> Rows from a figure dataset
>>>
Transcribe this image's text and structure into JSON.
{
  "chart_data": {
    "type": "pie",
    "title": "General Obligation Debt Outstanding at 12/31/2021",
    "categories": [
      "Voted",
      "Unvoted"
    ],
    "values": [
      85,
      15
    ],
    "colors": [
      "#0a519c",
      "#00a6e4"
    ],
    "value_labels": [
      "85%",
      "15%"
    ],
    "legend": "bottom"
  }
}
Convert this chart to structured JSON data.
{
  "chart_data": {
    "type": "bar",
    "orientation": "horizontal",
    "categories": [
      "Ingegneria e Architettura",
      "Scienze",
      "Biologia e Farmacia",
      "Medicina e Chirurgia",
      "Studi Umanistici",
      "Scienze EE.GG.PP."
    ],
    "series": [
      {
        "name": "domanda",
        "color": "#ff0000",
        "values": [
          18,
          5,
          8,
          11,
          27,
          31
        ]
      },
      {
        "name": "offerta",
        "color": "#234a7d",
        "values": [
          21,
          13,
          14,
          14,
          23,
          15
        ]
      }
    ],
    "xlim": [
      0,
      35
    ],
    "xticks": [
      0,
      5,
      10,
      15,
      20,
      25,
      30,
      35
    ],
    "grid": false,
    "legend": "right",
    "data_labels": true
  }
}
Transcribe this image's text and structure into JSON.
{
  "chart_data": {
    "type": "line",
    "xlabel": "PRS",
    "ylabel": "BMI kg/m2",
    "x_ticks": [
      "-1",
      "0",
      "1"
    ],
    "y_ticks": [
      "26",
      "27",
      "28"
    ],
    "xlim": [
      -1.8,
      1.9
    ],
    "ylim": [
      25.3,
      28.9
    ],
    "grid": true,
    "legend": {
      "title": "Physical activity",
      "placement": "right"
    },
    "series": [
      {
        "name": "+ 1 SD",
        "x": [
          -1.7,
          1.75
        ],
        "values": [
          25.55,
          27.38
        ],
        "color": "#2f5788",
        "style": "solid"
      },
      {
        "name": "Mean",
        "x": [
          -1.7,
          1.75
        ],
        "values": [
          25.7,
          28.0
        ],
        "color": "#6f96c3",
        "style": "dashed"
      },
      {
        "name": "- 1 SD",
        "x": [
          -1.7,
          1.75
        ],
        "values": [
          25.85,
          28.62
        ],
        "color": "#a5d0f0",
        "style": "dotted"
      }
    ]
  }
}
<<<
> Task requirements
Repeat the data exactly. Leave nothing out.

> Worked solution
Transcribe this image's text and structure into JSON.
{
  "chart_data": {
    "type": "pie",
    "title": "General Obligation Debt Outstanding at 12/31/2021",
    "categories": [
      "Voted",
      "Unvoted"
    ],
    "values": [
      85,
      15
    ],
    "colors": [
      "#0a519c",
      "#00a6e4"
    ],
    "value_labels": [
      "85%",
      "15%"
    ],
    "legend": "bottom"
  }
}
Convert this chart to structured JSON data.
{
  "chart_data": {
    "type": "bar",
    "orientation": "horizontal",
    "categories": [
      "Ingegneria e Architettura",
      "Scienze",
      "Biologia e Farmacia",
      "Medicina e Chirurgia",
      "Studi Umanistici",
      "Scienze EE.GG.PP."
    ],
    "series": [
      {
        "name": "domanda",
        "color": "#ff0000",
        "values": [
          18,
          5,
          8,
          11,
          27,
          31
        ]
      },
      {
        "name": "offerta",
        "color": "#234a7d",
        "values": [
          21,
          13,
          14,
          14,
          23,
          15
        ]
      }
    ],
    "xlim": [
      0,
      35
    ],
    "xticks": [
      0,
      5,
      10,
      15,
      20,
      25,
      30,
      35
    ],
    "grid": false,
    "legend": "right",
    "data_labels": true
  }
}
Transcribe this image's text and structure into JSON.
{
  "chart_data": {
    "type": "line",
    "xlabel": "PRS",
    "ylabel": "BMI kg/m2",
    "x_ticks": [
      "-1",
      "0",
      "1"
    ],
    "y_ticks": [
      "26",
      "27",
      "28"
    ],
    "xlim": [
      -1.8,
      1.9
    ],
    "ylim": [
      25.3,
      28.9
    ],
    "grid": true,
    "legend": {
      "title": "Physical activity",
      "placement": "right"
    },
    "series": [
      {
        "name": "+ 1 SD",
        "x": [
          -1.7,
          1.75
        ],
        "values": [
          25.55,
          27.38
        ],
        "color": "#2f5788",
        "style": "solid"
      },
      {
        "name": "Mean",
        "x": [
          -1.7,
          1.75
        ],
        "values": [
          25.7,
          28.0
        ],
        "color": "#6f96c3",
        "style": "dashed"
      },
      {
        "name": "- 1 SD",
        "x": [
          -1.7,
          1.75
        ],
        "values": [
          25.85,
          28.62
        ],
        "color": "#a5d0f0",
        "style": "dotted"
      }
    ]
  }
}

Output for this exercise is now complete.